# Determination of Decisive Load Case Combinations with Superposition of Normal Stresses in Cross Section Points#

## Introduction#

This document provides some explanations of examples for superposition of normal stresses in a cross section in order to receive the decisive load case combinations.

### Theoretical Background#

In the lecture by Prof. Dr.-Ing. Bockhold and Mr. Vossen for the conference ‘Baustatik - Baupraxis 14, Universität Stuttgart’, the topic of the determination load case combinations for the design is discussed. A main focus is the possibility of the superposition of stresses in certain cross section points, as offered by SOFiSTiK with the program MAXIMA. In the following, the three examples of the lecture are presented and explained with the possibilities of SOFiSTiK.

Literature:

Prof. Dr.-Ing. Jörg Bockhold, Thomas Vossen: Einfluss einer computergestützten Schnittgrößenüberlagerung auf die Standsicherheit im Stahl- und Betonbau, Universität Stuttgart, Baustatik - Baupraxis 14, 2020, https://dx.doi.org/10.18419/opus-10762, ISBN: 978-3-00-064639-3

PDF of the lecture is included in the attachment.

============

> _Task instructions_
a) Decide whether each statement below agrees with the text on decisive load case combinations. Answer yes or no for each, and quote the words of the text that settle it.
(i) The lecture was given at a conference held at Universität Stuttgart.
(ii) The program MAXIMA offers superposition of stresses in certain cross section points.
(iii) The lecture presents five examples.
b) Pick up the text on decisive load case combinations after its final sentence and carry it on.

> _Data shown_
============

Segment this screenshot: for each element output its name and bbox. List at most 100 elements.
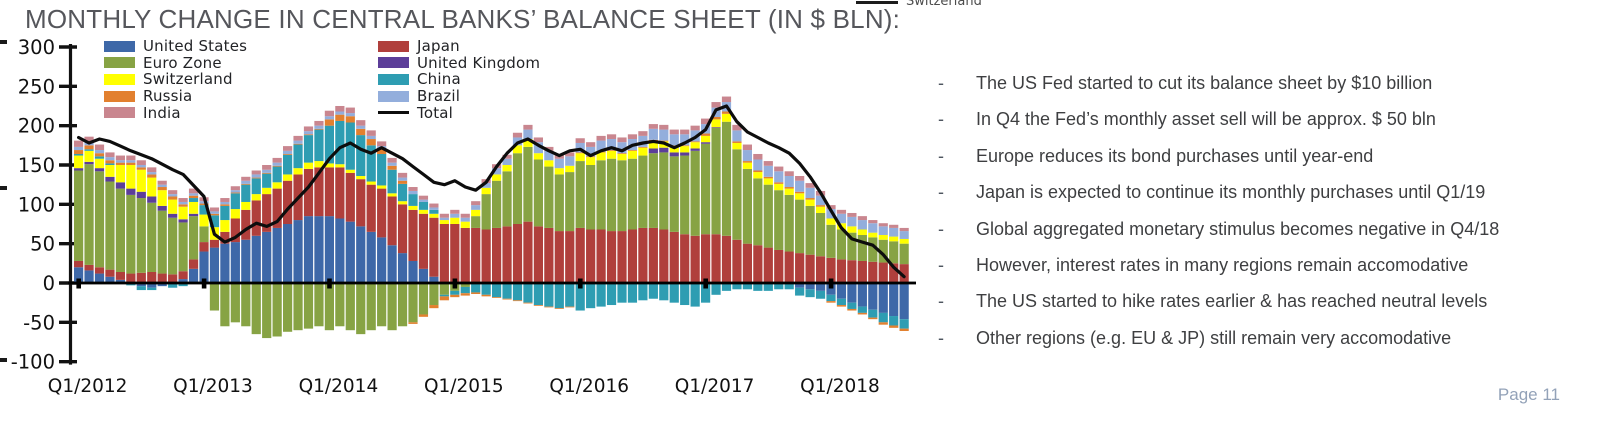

============

> _Replies_
a)
(i) Yes: "for the conference ‘Baustatik - Baupraxis 14, Universität Stuttgart’"
(ii) Yes: "the possibility of the superposition of stresses in certain cross section points, as offered by SOFiSTiK with the program MAXIMA"
(iii) No: "the three examples of the lecture"

b)
### Objectives#

Generate the system inclusive the design code, materials, cross sections

Generate the actions with the task Action Manager or with the program SOFiLOAD

Generate loads with the program SOFiLOAD

Run linear analysis

Generate action combinations in program MAXIMA (or in SSD task ‘Combinations’)

Generate superpositions for normal stress in beam elements using stress points of the corresponding cross section (or SSD task ‘Superpositions’)

Generate decisive load case combinations using SSD task ‘Combine Loads’ or task ‘Combine Results’ with button Automatic

### First Example Chapter 2.1#

File: **bb14-bockhold-vossen_example1.dat**

This is a numerical example which is input by a single-span girder with a rectangular cross-section and equivalent loads for the bending moment.

Load case |
Action |
Safety factor |
Combination coefficient |
---|---|---|---|

1 |
Wind |
1.5 |
0.7 |

2 |
Snow |
1.5 |
0.7 |

A rectangluar cross section is defined with additional stress points in the corners and inside.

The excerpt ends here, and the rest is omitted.